The request:
The entries below are to be written out again without alteration.

╭─ Data section

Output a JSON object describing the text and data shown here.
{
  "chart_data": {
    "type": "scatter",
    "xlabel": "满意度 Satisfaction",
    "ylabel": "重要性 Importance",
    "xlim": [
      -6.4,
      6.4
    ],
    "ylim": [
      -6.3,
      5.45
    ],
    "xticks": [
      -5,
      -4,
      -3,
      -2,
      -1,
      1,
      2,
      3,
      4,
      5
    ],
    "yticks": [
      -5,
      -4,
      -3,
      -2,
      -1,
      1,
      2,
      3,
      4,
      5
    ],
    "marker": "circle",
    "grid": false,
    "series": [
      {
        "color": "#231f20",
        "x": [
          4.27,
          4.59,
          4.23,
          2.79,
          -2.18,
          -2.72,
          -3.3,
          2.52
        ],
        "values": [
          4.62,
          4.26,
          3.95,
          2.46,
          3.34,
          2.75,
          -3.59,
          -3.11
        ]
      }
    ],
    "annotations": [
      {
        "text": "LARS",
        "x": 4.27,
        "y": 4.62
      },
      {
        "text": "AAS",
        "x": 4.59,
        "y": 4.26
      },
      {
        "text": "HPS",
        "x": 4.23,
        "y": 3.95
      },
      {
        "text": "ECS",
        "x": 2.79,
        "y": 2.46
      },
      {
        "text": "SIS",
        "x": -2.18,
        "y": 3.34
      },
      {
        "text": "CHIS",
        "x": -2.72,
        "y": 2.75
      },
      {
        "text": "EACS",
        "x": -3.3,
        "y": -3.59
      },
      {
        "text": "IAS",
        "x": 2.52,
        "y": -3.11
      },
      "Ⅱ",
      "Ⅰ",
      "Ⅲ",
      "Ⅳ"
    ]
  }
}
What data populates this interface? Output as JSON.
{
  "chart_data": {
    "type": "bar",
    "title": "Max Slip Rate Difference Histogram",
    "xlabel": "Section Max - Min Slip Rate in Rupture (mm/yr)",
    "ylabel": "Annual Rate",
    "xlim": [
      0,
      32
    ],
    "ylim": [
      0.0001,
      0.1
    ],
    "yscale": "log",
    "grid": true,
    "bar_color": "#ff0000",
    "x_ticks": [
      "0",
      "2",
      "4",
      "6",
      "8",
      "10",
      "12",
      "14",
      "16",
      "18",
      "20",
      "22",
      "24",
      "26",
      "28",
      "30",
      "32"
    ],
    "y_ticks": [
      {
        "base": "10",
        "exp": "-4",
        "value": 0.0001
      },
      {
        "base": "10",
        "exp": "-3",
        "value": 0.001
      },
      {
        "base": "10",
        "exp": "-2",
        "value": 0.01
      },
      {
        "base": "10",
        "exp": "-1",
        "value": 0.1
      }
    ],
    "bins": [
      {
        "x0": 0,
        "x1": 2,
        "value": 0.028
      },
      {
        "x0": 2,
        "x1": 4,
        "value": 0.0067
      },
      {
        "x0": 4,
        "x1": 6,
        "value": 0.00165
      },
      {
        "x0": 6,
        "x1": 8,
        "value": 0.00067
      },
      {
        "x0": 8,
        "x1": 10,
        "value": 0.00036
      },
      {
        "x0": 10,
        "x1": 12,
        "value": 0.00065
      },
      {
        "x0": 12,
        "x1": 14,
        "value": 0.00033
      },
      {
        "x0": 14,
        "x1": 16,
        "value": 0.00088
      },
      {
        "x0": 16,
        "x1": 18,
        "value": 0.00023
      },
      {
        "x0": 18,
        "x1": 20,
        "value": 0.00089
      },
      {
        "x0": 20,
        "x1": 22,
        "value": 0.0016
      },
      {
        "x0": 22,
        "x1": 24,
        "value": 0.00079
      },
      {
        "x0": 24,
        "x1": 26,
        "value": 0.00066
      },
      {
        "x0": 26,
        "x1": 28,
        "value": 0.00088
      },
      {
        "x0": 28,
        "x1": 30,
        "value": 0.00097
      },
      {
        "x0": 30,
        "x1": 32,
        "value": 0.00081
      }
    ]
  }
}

╰─

Expected output:
Output a JSON object describing the text and data shown here.
{
  "chart_data": {
    "type": "scatter",
    "xlabel": "满意度 Satisfaction",
    "ylabel": "重要性 Importance",
    "xlim": [
      -6.4,
      6.4
    ],
    "ylim": [
      -6.3,
      5.45
    ],
    "xticks": [
      -5,
      -4,
      -3,
      -2,
      -1,
      1,
      2,
      3,
      4,
      5
    ],
    "yticks": [
      -5,
      -4,
      -3,
      -2,
      -1,
      1,
      2,
      3,
      4,
      5
    ],
    "marker": "circle",
    "grid": false,
    "series": [
      {
        "color": "#231f20",
        "x": [
          4.27,
          4.59,
          4.23,
          2.79,
          -2.18,
          -2.72,
          -3.3,
          2.52
        ],
        "values": [
          4.62,
          4.26,
          3.95,
          2.46,
          3.34,
          2.75,
          -3.59,
          -3.11
        ]
      }
    ],
    "annotations": [
      {
        "text": "LARS",
        "x": 4.27,
        "y": 4.62
      },
      {
        "text": "AAS",
        "x": 4.59,
        "y": 4.26
      },
      {
        "text": "HPS",
        "x": 4.23,
        "y": 3.95
      },
      {
        "text": "ECS",
        "x": 2.79,
        "y": 2.46
      },
      {
        "text": "SIS",
        "x": -2.18,
        "y": 3.34
      },
      {
        "text": "CHIS",
        "x": -2.72,
        "y": 2.75
      },
      {
        "text": "EACS",
        "x": -3.3,
        "y": -3.59
      },
      {
        "text": "IAS",
        "x": 2.52,
        "y": -3.11
      },
      "Ⅱ",
      "Ⅰ",
      "Ⅲ",
      "Ⅳ"
    ]
  }
}
What data populates this interface? Output as JSON.
{
  "chart_data": {
    "type": "bar",
    "title": "Max Slip Rate Difference Histogram",
    "xlabel": "Section Max - Min Slip Rate in Rupture (mm/yr)",
    "ylabel": "Annual Rate",
    "xlim": [
      0,
      32
    ],
    "ylim": [
      0.0001,
      0.1
    ],
    "yscale": "log",
    "grid": true,
    "bar_color": "#ff0000",
    "x_ticks": [
      "0",
      "2",
      "4",
      "6",
      "8",
      "10",
      "12",
      "14",
      "16",
      "18",
      "20",
      "22",
      "24",
      "26",
      "28",
      "30",
      "32"
    ],
    "y_ticks": [
      {
        "base": "10",
        "exp": "-4",
        "value": 0.0001
      },
      {
        "base": "10",
        "exp": "-3",
        "value": 0.001
      },
      {
        "base": "10",
        "exp": "-2",
        "value": 0.01
      },
      {
        "base": "10",
        "exp": "-1",
        "value": 0.1
      }
    ],
    "bins": [
      {
        "x0": 0,
        "x1": 2,
        "value": 0.028
      },
      {
        "x0": 2,
        "x1": 4,
        "value": 0.0067
      },
      {
        "x0": 4,
        "x1": 6,
        "value": 0.00165
      },
      {
        "x0": 6,
        "x1": 8,
        "value": 0.00067
      },
      {
        "x0": 8,
        "x1": 10,
        "value": 0.00036
      },
      {
        "x0": 10,
        "x1": 12,
        "value": 0.00065
      },
      {
        "x0": 12,
        "x1": 14,
        "value": 0.00033
      },
      {
        "x0": 14,
        "x1": 16,
        "value": 0.00088
      },
      {
        "x0": 16,
        "x1": 18,
        "value": 0.00023
      },
      {
        "x0": 18,
        "x1": 20,
        "value": 0.00089
      },
      {
        "x0": 20,
        "x1": 22,
        "value": 0.0016
      },
      {
        "x0": 22,
        "x1": 24,
        "value": 0.00079
      },
      {
        "x0": 24,
        "x1": 26,
        "value": 0.00066
      },
      {
        "x0": 26,
        "x1": 28,
        "value": 0.00088
      },
      {
        "x0": 28,
        "x1": 30,
        "value": 0.00097
      },
      {
        "x0": 30,
        "x1": 32,
        "value": 0.00081
      }
    ]
  }
}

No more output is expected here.